> _Work to complete_: Which lines hold the word "label"? Copy each of them.

* begin Information shown *

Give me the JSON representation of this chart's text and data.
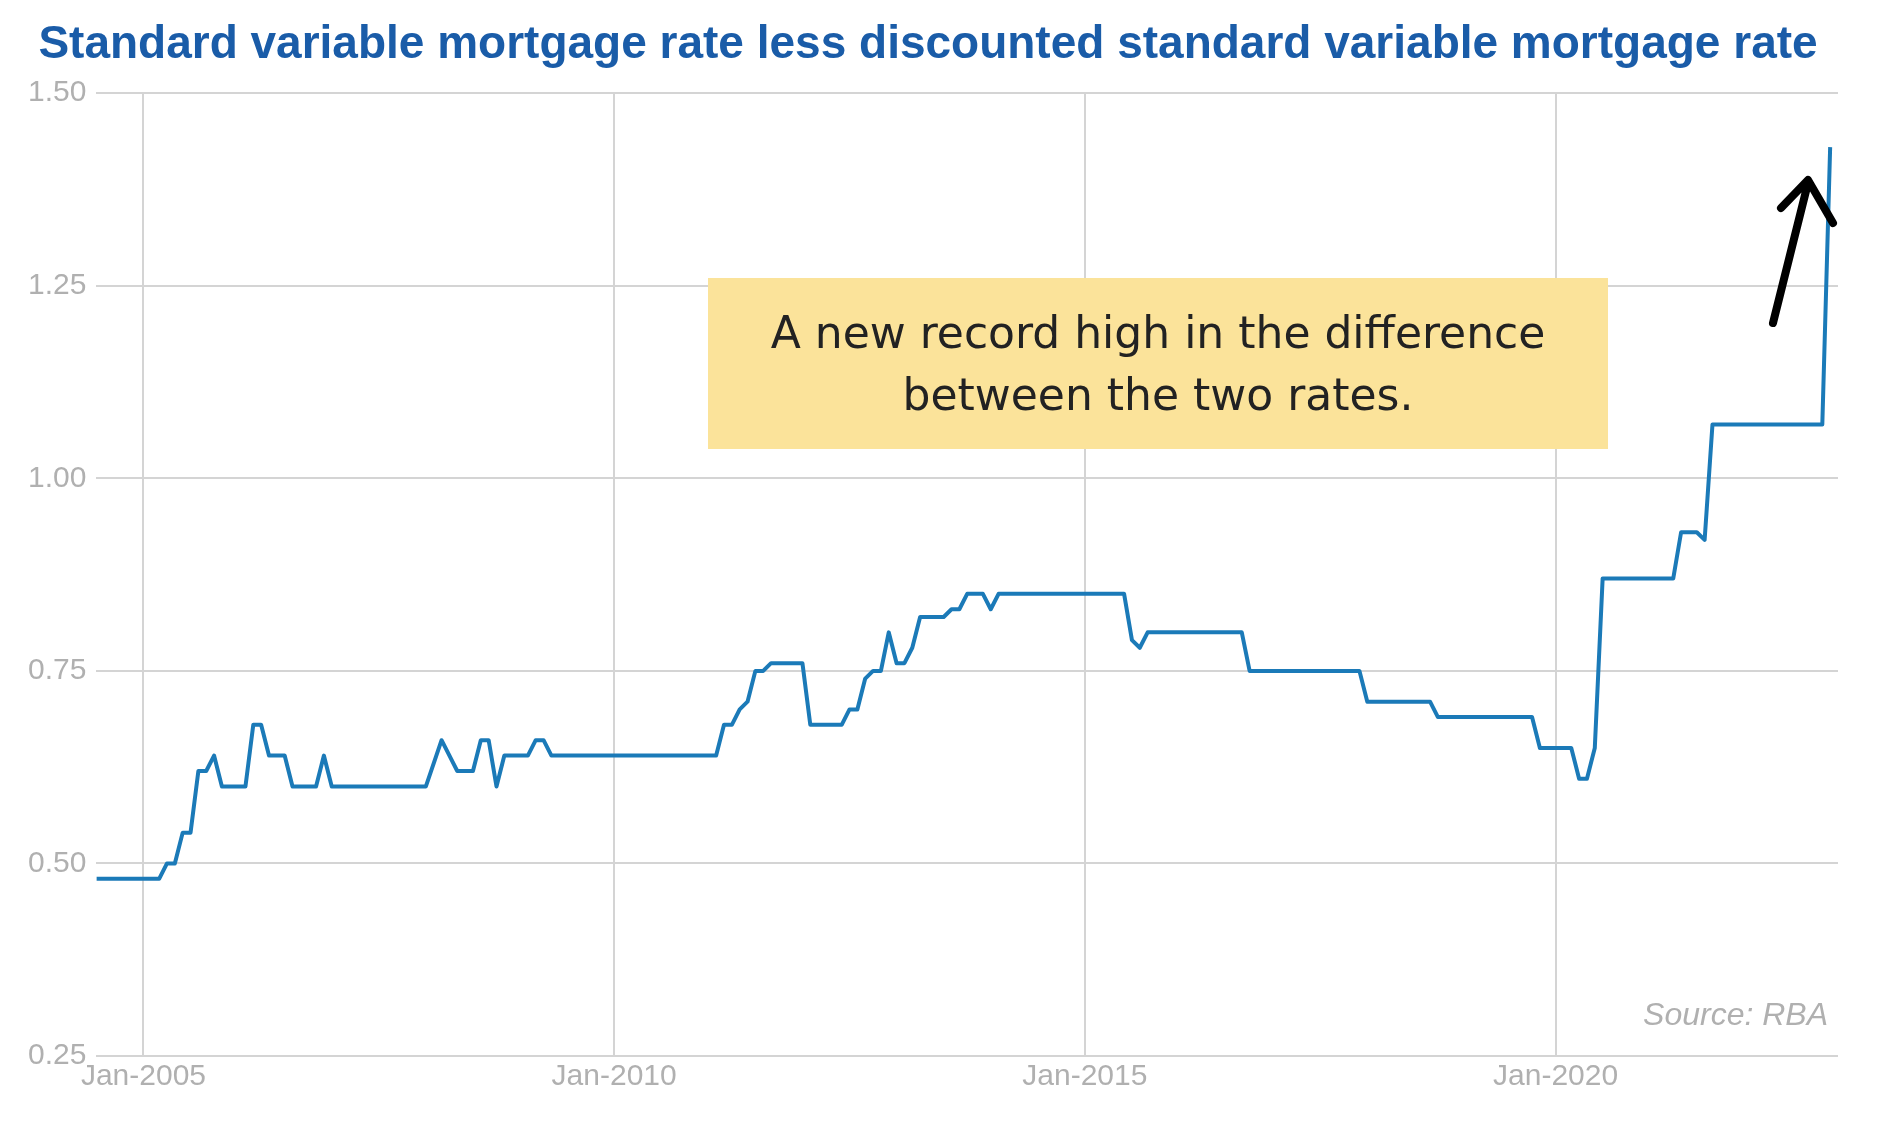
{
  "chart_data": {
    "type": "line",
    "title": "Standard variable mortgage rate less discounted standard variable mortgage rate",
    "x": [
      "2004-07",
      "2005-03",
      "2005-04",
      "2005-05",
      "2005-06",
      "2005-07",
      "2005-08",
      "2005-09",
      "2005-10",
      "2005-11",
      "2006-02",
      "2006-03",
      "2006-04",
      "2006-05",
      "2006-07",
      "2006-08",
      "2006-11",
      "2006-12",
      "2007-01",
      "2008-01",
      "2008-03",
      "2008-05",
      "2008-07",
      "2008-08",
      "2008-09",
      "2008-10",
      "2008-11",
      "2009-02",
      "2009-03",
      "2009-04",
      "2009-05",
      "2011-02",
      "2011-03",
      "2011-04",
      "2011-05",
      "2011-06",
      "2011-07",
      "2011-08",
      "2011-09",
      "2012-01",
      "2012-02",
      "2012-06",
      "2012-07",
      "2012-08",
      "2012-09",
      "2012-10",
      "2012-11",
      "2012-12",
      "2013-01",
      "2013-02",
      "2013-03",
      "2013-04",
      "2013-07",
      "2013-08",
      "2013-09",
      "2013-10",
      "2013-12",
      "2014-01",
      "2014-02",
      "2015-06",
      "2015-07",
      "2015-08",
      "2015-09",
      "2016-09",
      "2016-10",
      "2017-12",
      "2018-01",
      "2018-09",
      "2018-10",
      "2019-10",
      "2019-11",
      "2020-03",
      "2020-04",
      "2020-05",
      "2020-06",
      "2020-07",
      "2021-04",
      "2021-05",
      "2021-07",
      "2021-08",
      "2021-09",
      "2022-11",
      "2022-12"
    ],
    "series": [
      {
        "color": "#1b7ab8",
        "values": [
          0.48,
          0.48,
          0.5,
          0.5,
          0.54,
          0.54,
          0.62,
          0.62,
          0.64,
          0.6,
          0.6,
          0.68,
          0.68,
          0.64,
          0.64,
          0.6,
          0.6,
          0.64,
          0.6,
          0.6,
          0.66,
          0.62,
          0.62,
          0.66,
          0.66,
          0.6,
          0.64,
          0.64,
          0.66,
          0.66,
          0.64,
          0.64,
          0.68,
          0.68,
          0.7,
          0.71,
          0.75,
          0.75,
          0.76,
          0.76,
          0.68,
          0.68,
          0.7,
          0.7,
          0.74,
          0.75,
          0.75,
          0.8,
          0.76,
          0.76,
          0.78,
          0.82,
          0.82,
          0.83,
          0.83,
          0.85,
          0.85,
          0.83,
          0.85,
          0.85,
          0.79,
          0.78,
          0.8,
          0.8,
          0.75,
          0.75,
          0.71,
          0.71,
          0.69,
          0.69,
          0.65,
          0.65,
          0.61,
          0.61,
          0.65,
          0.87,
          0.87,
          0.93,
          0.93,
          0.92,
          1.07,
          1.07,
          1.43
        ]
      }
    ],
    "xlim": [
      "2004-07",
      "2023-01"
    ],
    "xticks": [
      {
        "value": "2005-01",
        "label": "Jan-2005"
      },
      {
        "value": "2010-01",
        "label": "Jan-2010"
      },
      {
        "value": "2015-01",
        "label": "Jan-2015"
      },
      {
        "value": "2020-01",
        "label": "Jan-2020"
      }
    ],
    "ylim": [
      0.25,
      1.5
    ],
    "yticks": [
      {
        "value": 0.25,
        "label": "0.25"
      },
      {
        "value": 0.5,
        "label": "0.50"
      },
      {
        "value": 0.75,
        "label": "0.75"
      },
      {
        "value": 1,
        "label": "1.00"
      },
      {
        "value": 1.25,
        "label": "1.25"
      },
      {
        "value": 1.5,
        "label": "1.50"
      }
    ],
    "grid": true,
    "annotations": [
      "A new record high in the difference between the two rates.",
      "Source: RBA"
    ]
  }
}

* end Information shown *

> _Exercise output_:
        "label": "Jan-2005"
        "label": "Jan-2010"
        "label": "Jan-2015"
        "label": "Jan-2020"
        "label": "0.25"
        "label": "0.50"
        "label": "0.75"
        "label": "1.00"
        "label": "1.25"
        "label": "1.50"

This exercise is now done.